Listed records:
· · ·

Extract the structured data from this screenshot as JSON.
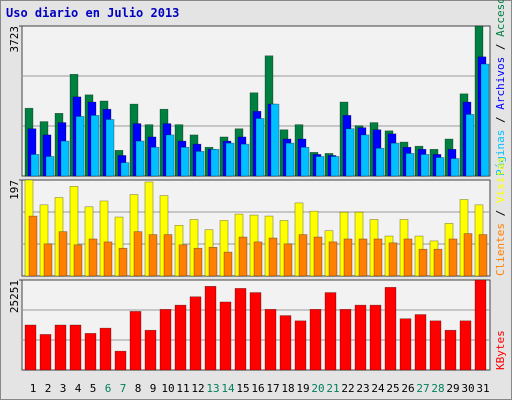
{
  "chart_data": [
    {
      "type": "bar",
      "title": "Uso diario en Julio 2013",
      "categories": [
        "1",
        "2",
        "3",
        "4",
        "5",
        "6",
        "7",
        "8",
        "9",
        "10",
        "11",
        "12",
        "13",
        "14",
        "15",
        "16",
        "17",
        "18",
        "19",
        "20",
        "21",
        "22",
        "23",
        "24",
        "25",
        "26",
        "27",
        "28",
        "29",
        "30",
        "31"
      ],
      "category_colors": [
        "#000000",
        "#000000",
        "#000000",
        "#000000",
        "#000000",
        "#00805c",
        "#00805c",
        "#000000",
        "#000000",
        "#000000",
        "#000000",
        "#000000",
        "#00805c",
        "#00805c",
        "#000000",
        "#000000",
        "#000000",
        "#000000",
        "#000000",
        "#00805c",
        "#00805c",
        "#000000",
        "#000000",
        "#000000",
        "#000000",
        "#000000",
        "#00805c",
        "#00805c",
        "#000000",
        "#000000",
        "#000000"
      ],
      "ylim": [
        0,
        3723
      ],
      "yticks": [
        3723
      ],
      "series": [
        {
          "name": "Accesos",
          "color": "#008040",
          "values": [
            1683,
            1351,
            1556,
            2525,
            2015,
            1862,
            638,
            1785,
            1275,
            1658,
            1275,
            1020,
            714,
            969,
            1173,
            2066,
            2984,
            1148,
            1275,
            587,
            561,
            1836,
            1250,
            1326,
            1122,
            842,
            740,
            663,
            918,
            2040,
            3723
          ]
        },
        {
          "name": "Archivos",
          "color": "#0000ff",
          "values": [
            1173,
            1020,
            1326,
            1964,
            1836,
            1658,
            510,
            1301,
            969,
            1301,
            867,
            791,
            663,
            867,
            969,
            1607,
            1785,
            918,
            918,
            536,
            510,
            1505,
            1199,
            1148,
            1046,
            714,
            663,
            536,
            663,
            1836,
            2958
          ]
        },
        {
          "name": "Páginas",
          "color": "#00c0ff",
          "values": [
            536,
            485,
            867,
            1479,
            1505,
            1403,
            332,
            867,
            714,
            1020,
            714,
            612,
            663,
            816,
            791,
            1428,
            1785,
            816,
            714,
            485,
            485,
            1173,
            1020,
            689,
            816,
            561,
            536,
            459,
            434,
            1530,
            2779
          ]
        }
      ]
    },
    {
      "type": "bar",
      "ylim": [
        0,
        197
      ],
      "yticks": [
        197
      ],
      "series": [
        {
          "name": "Visitas",
          "color": "#ffff00",
          "values": [
            197,
            146,
            161,
            184,
            142,
            154,
            121,
            167,
            193,
            165,
            104,
            116,
            95,
            114,
            127,
            125,
            123,
            114,
            150,
            133,
            93,
            131,
            131,
            116,
            82,
            116,
            82,
            72,
            108,
            157,
            146
          ]
        },
        {
          "name": "Clientes",
          "color": "#ff8000",
          "values": [
            123,
            66,
            91,
            64,
            76,
            70,
            57,
            91,
            85,
            85,
            64,
            57,
            59,
            49,
            80,
            70,
            78,
            66,
            85,
            80,
            70,
            76,
            76,
            76,
            68,
            76,
            55,
            55,
            76,
            87,
            85
          ]
        }
      ]
    },
    {
      "type": "bar",
      "ylim": [
        0,
        25251
      ],
      "yticks": [
        25251
      ],
      "series": [
        {
          "name": "KBytes",
          "color": "#ff0000",
          "values": [
            12625,
            9983,
            12625,
            12625,
            10277,
            11745,
            5285,
            16442,
            11157,
            17030,
            18204,
            20553,
            23489,
            19085,
            22902,
            21728,
            17030,
            15268,
            13800,
            17030,
            21728,
            17030,
            18204,
            18204,
            23195,
            14387,
            15562,
            13800,
            11157,
            13800,
            25251
          ]
        }
      ]
    }
  ]
}
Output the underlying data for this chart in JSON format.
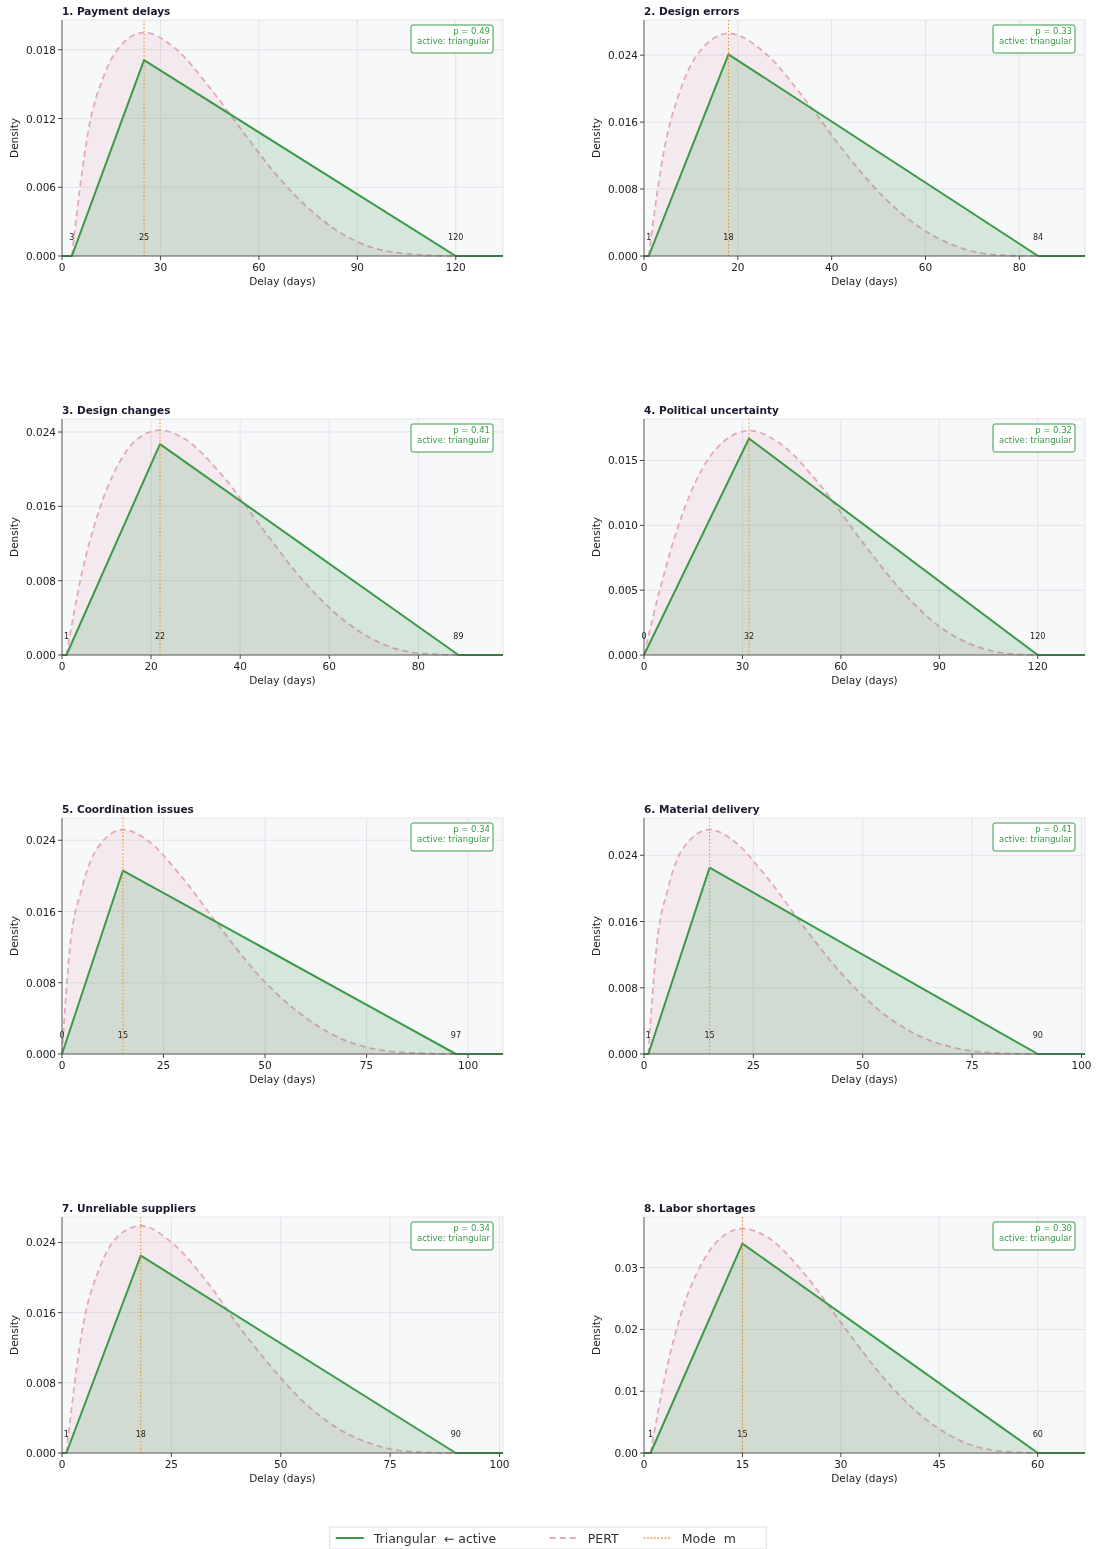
{
  "chart_data": [
    {
      "type": "area",
      "title": "1. Payment delays",
      "xlabel": "Delay (days)",
      "ylabel": "Density",
      "xlim": [
        0,
        134.4
      ],
      "xticks": [
        0,
        30,
        60,
        90,
        120
      ],
      "ylim": [
        0,
        0.0206
      ],
      "yticks": [
        {
          "value": 0,
          "label": "0.000"
        },
        {
          "value": 0.006,
          "label": "0.006"
        },
        {
          "value": 0.012,
          "label": "0.012"
        },
        {
          "value": 0.018,
          "label": "0.018"
        }
      ],
      "grid": true,
      "series": [
        {
          "color": "#e5a9bb",
          "line_style": "dashed",
          "x": [
            3,
            8,
            13,
            18,
            25,
            35,
            45,
            55,
            65,
            75,
            85,
            95,
            105,
            120,
            134.4
          ],
          "values": [
            0,
            0.0109,
            0.0159,
            0.0184,
            0.0195,
            0.018,
            0.0147,
            0.0109,
            0.0072,
            0.0042,
            0.002,
            0.0007,
            0.0002,
            0,
            0
          ]
        },
        {
          "color": "#3a9a48",
          "line_style": "solid",
          "x": [
            0,
            3,
            25,
            120,
            134.4
          ],
          "values": [
            0,
            0,
            0.0171,
            0,
            0
          ]
        }
      ],
      "ref_lines": [
        {
          "axis": "x",
          "value": 25,
          "color": "#f08c1c",
          "line_style": "dotted"
        }
      ],
      "annotations": [
        {
          "text": "3",
          "x": 3,
          "y": 0
        },
        {
          "text": "25",
          "x": 25,
          "y": 0
        },
        {
          "text": "120",
          "x": 120,
          "y": 0
        },
        "p = 0.49",
        "active: triangular"
      ]
    },
    {
      "type": "area",
      "title": "2. Design errors",
      "xlabel": "Delay (days)",
      "ylabel": "Density",
      "xlim": [
        0,
        94
      ],
      "xticks": [
        0,
        20,
        40,
        60,
        80
      ],
      "ylim": [
        0,
        0.0282
      ],
      "yticks": [
        {
          "value": 0,
          "label": "0.000"
        },
        {
          "value": 0.008,
          "label": "0.008"
        },
        {
          "value": 0.016,
          "label": "0.016"
        },
        {
          "value": 0.024,
          "label": "0.024"
        }
      ],
      "grid": true,
      "series": [
        {
          "color": "#e5a9bb",
          "line_style": "dashed",
          "x": [
            1,
            4.3,
            7.6,
            11.8,
            18,
            25.9,
            34.2,
            42.5,
            50.8,
            59.1,
            67.4,
            75.7,
            84,
            94
          ],
          "values": [
            0,
            0.0127,
            0.0196,
            0.0244,
            0.0266,
            0.0242,
            0.0188,
            0.0126,
            0.0072,
            0.0033,
            0.001,
            0.0001,
            0,
            0
          ]
        },
        {
          "color": "#3a9a48",
          "line_style": "solid",
          "x": [
            0,
            1,
            18,
            84,
            94
          ],
          "values": [
            0,
            0,
            0.0241,
            0,
            0
          ]
        }
      ],
      "ref_lines": [
        {
          "axis": "x",
          "value": 18,
          "color": "#f08c1c",
          "line_style": "dotted"
        }
      ],
      "annotations": [
        {
          "text": "1",
          "x": 1,
          "y": 0
        },
        {
          "text": "18",
          "x": 18,
          "y": 0
        },
        {
          "text": "84",
          "x": 84,
          "y": 0
        },
        "p = 0.33",
        "active: triangular"
      ]
    },
    {
      "type": "area",
      "title": "3. Design changes",
      "xlabel": "Delay (days)",
      "ylabel": "Density",
      "xlim": [
        0,
        99
      ],
      "xticks": [
        0,
        20,
        40,
        60,
        80
      ],
      "ylim": [
        0,
        0.0254
      ],
      "yticks": [
        {
          "value": 0,
          "label": "0.000"
        },
        {
          "value": 0.008,
          "label": "0.008"
        },
        {
          "value": 0.016,
          "label": "0.016"
        },
        {
          "value": 0.024,
          "label": "0.024"
        }
      ],
      "grid": true,
      "series": [
        {
          "color": "#e5a9bb",
          "line_style": "dashed",
          "x": [
            1,
            4.5,
            8,
            12.4,
            16.8,
            22,
            27.4,
            36.2,
            45,
            53.8,
            62.6,
            71.4,
            80.2,
            89,
            99
          ],
          "values": [
            0,
            0.0089,
            0.0151,
            0.0203,
            0.0232,
            0.0242,
            0.0233,
            0.0192,
            0.0136,
            0.0082,
            0.004,
            0.0013,
            0.0002,
            0,
            0
          ]
        },
        {
          "color": "#3a9a48",
          "line_style": "solid",
          "x": [
            0,
            1,
            22,
            89,
            99
          ],
          "values": [
            0,
            0,
            0.0227,
            0,
            0
          ]
        }
      ],
      "ref_lines": [
        {
          "axis": "x",
          "value": 22,
          "color": "#f08c1c",
          "line_style": "dotted"
        }
      ],
      "annotations": [
        {
          "text": "1",
          "x": 1,
          "y": 0
        },
        {
          "text": "22",
          "x": 22,
          "y": 0
        },
        {
          "text": "89",
          "x": 89,
          "y": 0
        },
        "p = 0.41",
        "active: triangular"
      ]
    },
    {
      "type": "area",
      "title": "4. Political uncertainty",
      "xlabel": "Delay (days)",
      "ylabel": "Density",
      "xlim": [
        0,
        134.4
      ],
      "xticks": [
        0,
        30,
        60,
        90,
        120
      ],
      "ylim": [
        0,
        0.0182
      ],
      "yticks": [
        {
          "value": 0,
          "label": "0.000"
        },
        {
          "value": 0.005,
          "label": "0.005"
        },
        {
          "value": 0.01,
          "label": "0.010"
        },
        {
          "value": 0.015,
          "label": "0.015"
        }
      ],
      "grid": true,
      "series": [
        {
          "color": "#e5a9bb",
          "line_style": "dashed",
          "x": [
            0,
            4.8,
            9.6,
            15.6,
            24,
            32,
            42,
            54,
            66,
            78,
            90,
            102,
            111.6,
            120,
            134.4
          ],
          "values": [
            0,
            0.005,
            0.0093,
            0.0133,
            0.0164,
            0.0173,
            0.0162,
            0.013,
            0.0089,
            0.0051,
            0.0022,
            0.0006,
            0.0001,
            0,
            0
          ]
        },
        {
          "color": "#3a9a48",
          "line_style": "solid",
          "x": [
            0,
            32,
            120,
            134.4
          ],
          "values": [
            0,
            0.0167,
            0,
            0
          ]
        }
      ],
      "ref_lines": [
        {
          "axis": "x",
          "value": 32,
          "color": "#f08c1c",
          "line_style": "dotted"
        }
      ],
      "annotations": [
        {
          "text": "0",
          "x": 0,
          "y": 0
        },
        {
          "text": "32",
          "x": 32,
          "y": 0
        },
        {
          "text": "120",
          "x": 120,
          "y": 0
        },
        "p = 0.32",
        "active: triangular"
      ]
    },
    {
      "type": "area",
      "title": "5. Coordination issues",
      "xlabel": "Delay (days)",
      "ylabel": "Density",
      "xlim": [
        0,
        108.6
      ],
      "xticks": [
        0,
        25,
        50,
        75,
        100
      ],
      "ylim": [
        0,
        0.0265
      ],
      "yticks": [
        {
          "value": 0,
          "label": "0.000"
        },
        {
          "value": 0.008,
          "label": "0.008"
        },
        {
          "value": 0.016,
          "label": "0.016"
        },
        {
          "value": 0.024,
          "label": "0.024"
        }
      ],
      "grid": true,
      "series": [
        {
          "color": "#e5a9bb",
          "line_style": "dashed",
          "x": [
            0,
            1.9,
            4.9,
            8.7,
            15,
            21.3,
            29.1,
            38.8,
            48.5,
            58.2,
            67.9,
            77.6,
            87.3,
            97,
            108.6
          ],
          "values": [
            0,
            0.0117,
            0.0186,
            0.0231,
            0.0252,
            0.0239,
            0.0201,
            0.0143,
            0.0088,
            0.0047,
            0.0019,
            0.0005,
            0.0001,
            0,
            0
          ]
        },
        {
          "color": "#3a9a48",
          "line_style": "solid",
          "x": [
            0,
            15,
            97,
            108.6
          ],
          "values": [
            0,
            0.0206,
            0,
            0
          ]
        }
      ],
      "ref_lines": [
        {
          "axis": "x",
          "value": 15,
          "color": "#f08c1c",
          "line_style": "dotted"
        }
      ],
      "annotations": [
        {
          "text": "0",
          "x": 0,
          "y": 0
        },
        {
          "text": "15",
          "x": 15,
          "y": 0
        },
        {
          "text": "97",
          "x": 97,
          "y": 0
        },
        "p = 0.34",
        "active: triangular"
      ]
    },
    {
      "type": "area",
      "title": "6. Material delivery",
      "xlabel": "Delay (days)",
      "ylabel": "Density",
      "xlim": [
        0,
        100.8
      ],
      "xticks": [
        0,
        25,
        50,
        75,
        100
      ],
      "ylim": [
        0,
        0.0285
      ],
      "yticks": [
        {
          "value": 0,
          "label": "0.000"
        },
        {
          "value": 0.008,
          "label": "0.008"
        },
        {
          "value": 0.016,
          "label": "0.016"
        },
        {
          "value": 0.024,
          "label": "0.024"
        }
      ],
      "grid": true,
      "series": [
        {
          "color": "#e5a9bb",
          "line_style": "dashed",
          "x": [
            1,
            2.8,
            5.5,
            9,
            15,
            20.6,
            27.7,
            36.6,
            45.5,
            54.4,
            63.3,
            72.2,
            81.1,
            90,
            100.8
          ],
          "values": [
            0,
            0.0126,
            0.02,
            0.0249,
            0.0271,
            0.0257,
            0.0216,
            0.0153,
            0.0095,
            0.005,
            0.0021,
            0.0006,
            0.0001,
            0,
            0
          ]
        },
        {
          "color": "#3a9a48",
          "line_style": "solid",
          "x": [
            0,
            1,
            15,
            90,
            100.8
          ],
          "values": [
            0,
            0,
            0.0225,
            0,
            0
          ]
        }
      ],
      "ref_lines": [
        {
          "axis": "x",
          "value": 15,
          "color": "#f08c1c",
          "line_style": "dotted"
        }
      ],
      "annotations": [
        {
          "text": "1",
          "x": 1,
          "y": 0
        },
        {
          "text": "15",
          "x": 15,
          "y": 0
        },
        {
          "text": "90",
          "x": 90,
          "y": 0
        },
        "p = 0.41",
        "active: triangular"
      ]
    },
    {
      "type": "area",
      "title": "7. Unreliable suppliers",
      "xlabel": "Delay (days)",
      "ylabel": "Density",
      "xlim": [
        0,
        100.8
      ],
      "xticks": [
        0,
        25,
        50,
        75,
        100
      ],
      "ylim": [
        0,
        0.0269
      ],
      "yticks": [
        {
          "value": 0,
          "label": "0.000"
        },
        {
          "value": 0.008,
          "label": "0.008"
        },
        {
          "value": 0.016,
          "label": "0.016"
        },
        {
          "value": 0.024,
          "label": "0.024"
        }
      ],
      "grid": true,
      "series": [
        {
          "color": "#e5a9bb",
          "line_style": "dashed",
          "x": [
            1,
            4.8,
            8.6,
            12.4,
            18,
            25.3,
            33,
            40.5,
            48.2,
            55.7,
            63.4,
            71,
            78.6,
            90,
            100.8
          ],
          "values": [
            0,
            0.0145,
            0.0211,
            0.0245,
            0.0259,
            0.0239,
            0.0196,
            0.0144,
            0.0096,
            0.0056,
            0.0027,
            0.001,
            0.0002,
            0,
            0
          ]
        },
        {
          "color": "#3a9a48",
          "line_style": "solid",
          "x": [
            0,
            1,
            18,
            90,
            100.8
          ],
          "values": [
            0,
            0,
            0.0225,
            0,
            0
          ]
        }
      ],
      "ref_lines": [
        {
          "axis": "x",
          "value": 18,
          "color": "#f08c1c",
          "line_style": "dotted"
        }
      ],
      "annotations": [
        {
          "text": "1",
          "x": 1,
          "y": 0
        },
        {
          "text": "18",
          "x": 18,
          "y": 0
        },
        {
          "text": "90",
          "x": 90,
          "y": 0
        },
        "p = 0.34",
        "active: triangular"
      ]
    },
    {
      "type": "area",
      "title": "8. Labor shortages",
      "xlabel": "Delay (days)",
      "ylabel": "Density",
      "xlim": [
        0,
        67.2
      ],
      "xticks": [
        0,
        15,
        30,
        45,
        60
      ],
      "ylim": [
        0,
        0.0382
      ],
      "yticks": [
        {
          "value": 0,
          "label": "0.00"
        },
        {
          "value": 0.01,
          "label": "0.01"
        },
        {
          "value": 0.02,
          "label": "0.02"
        },
        {
          "value": 0.03,
          "label": "0.03"
        }
      ],
      "grid": true,
      "legend": "bottom",
      "series": [
        {
          "name": "PERT",
          "color": "#e5a9bb",
          "line_style": "dashed",
          "x": [
            1,
            3.4,
            5.7,
            8.7,
            11.6,
            15,
            18.7,
            24.6,
            30.5,
            36.4,
            42.3,
            48.2,
            54.1,
            60,
            67.2
          ],
          "values": [
            0,
            0.0134,
            0.0227,
            0.0305,
            0.0347,
            0.0363,
            0.035,
            0.0288,
            0.0204,
            0.0123,
            0.006,
            0.002,
            0.0003,
            0,
            0
          ]
        },
        {
          "name": "Triangular  ← active",
          "color": "#3a9a48",
          "line_style": "solid",
          "x": [
            0,
            1,
            15,
            60,
            67.2
          ],
          "values": [
            0,
            0,
            0.0339,
            0,
            0
          ]
        }
      ],
      "ref_lines": [
        {
          "axis": "x",
          "value": 15,
          "color": "#f08c1c",
          "line_style": "dotted",
          "label": "Mode  m"
        }
      ],
      "annotations": [
        {
          "text": "1",
          "x": 1,
          "y": 0
        },
        {
          "text": "15",
          "x": 15,
          "y": 0
        },
        {
          "text": "60",
          "x": 60,
          "y": 0
        },
        "p = 0.30",
        "active: triangular"
      ]
    }
  ]
}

· · ·

Problem description:
Say, as a single number and nothing more, how many lines of the entries contain the word "Design".

Written solution:
2